# Material for this task:
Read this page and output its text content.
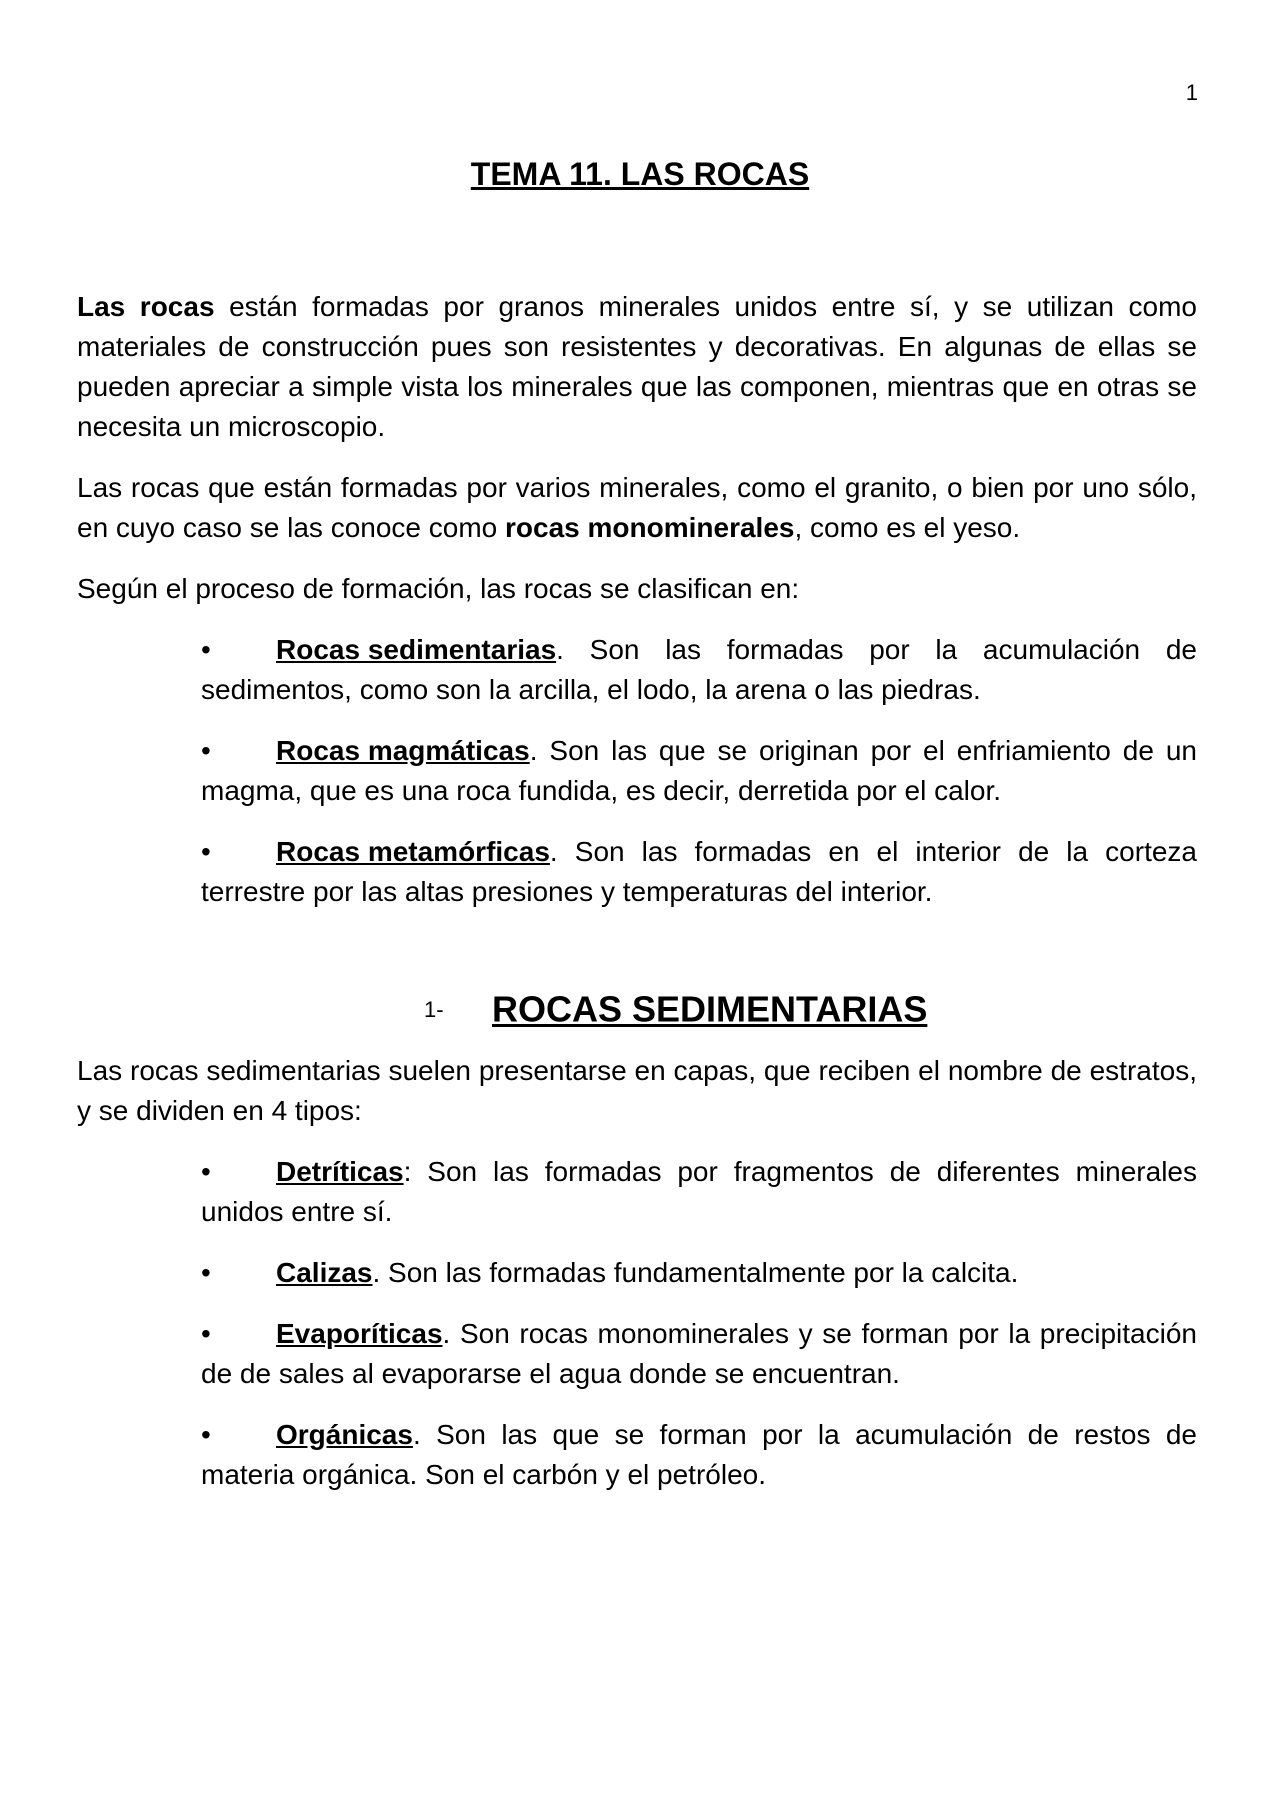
1
TEMA 11. LAS ROCAS

Las rocas están formadas por granos minerales unidos entre sí, y se utilizan como materiales de construcción pues son resistentes y decorativas. En algunas de ellas se pueden apreciar a simple vista los minerales que las componen, mientras que en otras se necesita un microscopio.

Las rocas que están formadas por varios minerales, como el granito, o bien por uno sólo, en cuyo caso se las conoce como rocas monominerales, como es el yeso.

Según el proceso de formación, las rocas se clasifican en:

• Rocas sedimentarias. Son las formadas por la acumulación de sedimentos, como son la arcilla, el lodo, la arena o las piedras.
• Rocas magmáticas. Son las que se originan por el enfriamiento de un magma, que es una roca fundida, es decir, derretida por el calor.
• Rocas metamórficas. Son las formadas en el interior de la corteza terrestre por las altas presiones y temperaturas del interior.
1- ROCAS SEDIMENTARIAS

Las rocas sedimentarias suelen presentarse en capas, que reciben el nombre de estratos, y se dividen en 4 tipos:

• Detríticas: Son las formadas por fragmentos de diferentes minerales unidos entre sí.
• Calizas. Son las formadas fundamentalmente por la calcita.
• Evaporíticas. Son rocas monominerales y se forman por la precipitación de de sales al evaporarse el agua donde se encuentran.
• Orgánicas. Son las que se forman por la acumulación de restos de materia orgánica. Son el carbón y el petróleo.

# What to produce:
All of the records above must be copied exactly, except for the pictures.

# Answer below:
Read this page and output its text content.
1
TEMA 11. LAS ROCAS

Las rocas están formadas por granos minerales unidos entre sí, y se utilizan como materiales de construcción pues son resistentes y decorativas. En algunas de ellas se pueden apreciar a simple vista los minerales que las componen, mientras que en otras se necesita un microscopio.

Las rocas que están formadas por varios minerales, como el granito, o bien por uno sólo, en cuyo caso se las conoce como rocas monominerales, como es el yeso.

Según el proceso de formación, las rocas se clasifican en:

• Rocas sedimentarias. Son las formadas por la acumulación de sedimentos, como son la arcilla, el lodo, la arena o las piedras.
• Rocas magmáticas. Son las que se originan por el enfriamiento de un magma, que es una roca fundida, es decir, derretida por el calor.
• Rocas metamórficas. Son las formadas en el interior de la corteza terrestre por las altas presiones y temperaturas del interior.
1- ROCAS SEDIMENTARIAS

Las rocas sedimentarias suelen presentarse en capas, que reciben el nombre de estratos, y se dividen en 4 tipos:

• Detríticas: Son las formadas por fragmentos de diferentes minerales unidos entre sí.
• Calizas. Son las formadas fundamentalmente por la calcita.
• Evaporíticas. Son rocas monominerales y se forman por la precipitación de de sales al evaporarse el agua donde se encuentran.
• Orgánicas. Son las que se forman por la acumulación de restos de materia orgánica. Son el carbón y el petróleo.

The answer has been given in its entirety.